▶ **GIVEN REQUEST**
Copy each line of the records that contains the word "times".

▶ **DATASET RECORDS**
====

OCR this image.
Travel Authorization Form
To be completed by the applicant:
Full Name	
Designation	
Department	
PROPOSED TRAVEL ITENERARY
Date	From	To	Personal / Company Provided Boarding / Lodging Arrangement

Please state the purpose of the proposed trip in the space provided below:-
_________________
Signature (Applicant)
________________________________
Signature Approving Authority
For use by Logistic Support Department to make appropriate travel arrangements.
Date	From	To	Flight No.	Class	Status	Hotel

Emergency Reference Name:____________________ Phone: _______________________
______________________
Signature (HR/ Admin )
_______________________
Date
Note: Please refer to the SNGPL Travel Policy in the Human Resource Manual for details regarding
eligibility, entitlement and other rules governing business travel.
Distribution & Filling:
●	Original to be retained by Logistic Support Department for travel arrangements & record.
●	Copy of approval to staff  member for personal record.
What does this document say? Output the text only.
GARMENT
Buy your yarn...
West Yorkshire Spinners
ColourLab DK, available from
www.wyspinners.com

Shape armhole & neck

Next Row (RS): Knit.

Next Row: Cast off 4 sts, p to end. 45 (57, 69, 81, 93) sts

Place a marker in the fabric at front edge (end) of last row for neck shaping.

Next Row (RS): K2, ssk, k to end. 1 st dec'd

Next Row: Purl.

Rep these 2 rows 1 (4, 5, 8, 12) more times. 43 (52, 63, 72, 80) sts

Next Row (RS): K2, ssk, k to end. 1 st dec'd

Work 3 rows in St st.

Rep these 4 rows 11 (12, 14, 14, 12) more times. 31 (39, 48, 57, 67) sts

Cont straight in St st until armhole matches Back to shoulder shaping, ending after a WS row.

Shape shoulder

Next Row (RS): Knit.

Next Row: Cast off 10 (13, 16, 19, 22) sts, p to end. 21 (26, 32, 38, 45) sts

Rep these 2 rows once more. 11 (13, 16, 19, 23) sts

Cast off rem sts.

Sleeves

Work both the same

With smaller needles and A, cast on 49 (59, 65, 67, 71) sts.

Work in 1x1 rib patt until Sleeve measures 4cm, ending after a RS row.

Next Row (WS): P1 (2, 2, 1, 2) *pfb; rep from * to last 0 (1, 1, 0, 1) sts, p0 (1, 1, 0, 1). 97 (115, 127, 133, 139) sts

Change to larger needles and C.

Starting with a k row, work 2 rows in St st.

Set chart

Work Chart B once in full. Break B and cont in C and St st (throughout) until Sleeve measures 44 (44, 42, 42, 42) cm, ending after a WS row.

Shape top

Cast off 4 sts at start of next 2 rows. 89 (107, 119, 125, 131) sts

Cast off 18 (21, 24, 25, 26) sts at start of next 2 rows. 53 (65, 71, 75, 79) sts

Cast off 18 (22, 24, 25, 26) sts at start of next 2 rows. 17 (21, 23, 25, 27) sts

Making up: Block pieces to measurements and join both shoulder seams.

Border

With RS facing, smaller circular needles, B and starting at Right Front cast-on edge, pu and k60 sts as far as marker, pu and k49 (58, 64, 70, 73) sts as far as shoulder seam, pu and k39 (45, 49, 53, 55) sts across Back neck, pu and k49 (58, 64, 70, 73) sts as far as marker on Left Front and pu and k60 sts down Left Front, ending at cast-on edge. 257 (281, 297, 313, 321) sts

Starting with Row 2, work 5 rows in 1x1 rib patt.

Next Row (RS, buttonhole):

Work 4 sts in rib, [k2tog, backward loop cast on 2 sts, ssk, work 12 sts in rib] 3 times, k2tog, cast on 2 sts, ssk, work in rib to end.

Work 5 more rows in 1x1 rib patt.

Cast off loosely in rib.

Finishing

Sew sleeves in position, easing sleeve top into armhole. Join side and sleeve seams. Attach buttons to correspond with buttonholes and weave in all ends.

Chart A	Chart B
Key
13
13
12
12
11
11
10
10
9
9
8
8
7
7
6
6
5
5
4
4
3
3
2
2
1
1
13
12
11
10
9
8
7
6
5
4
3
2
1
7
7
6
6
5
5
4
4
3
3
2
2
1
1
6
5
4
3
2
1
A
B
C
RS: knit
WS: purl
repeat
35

====

▶ **PROBLEM SOLUTION**
Rep these 2 rows 1 (4, 5, 8, 12) more times. 43 (52, 63, 72, 80) sts
Rep these 4 rows 11 (12, 14, 14, 12) more times. 31 (39, 48, 57, 67) sts
Work 4 sts in rib, [k2tog, backward loop cast on 2 sts, ssk, work 12 sts in rib] 3 times, k2tog, cast on 2 sts, ssk, work in rib to end.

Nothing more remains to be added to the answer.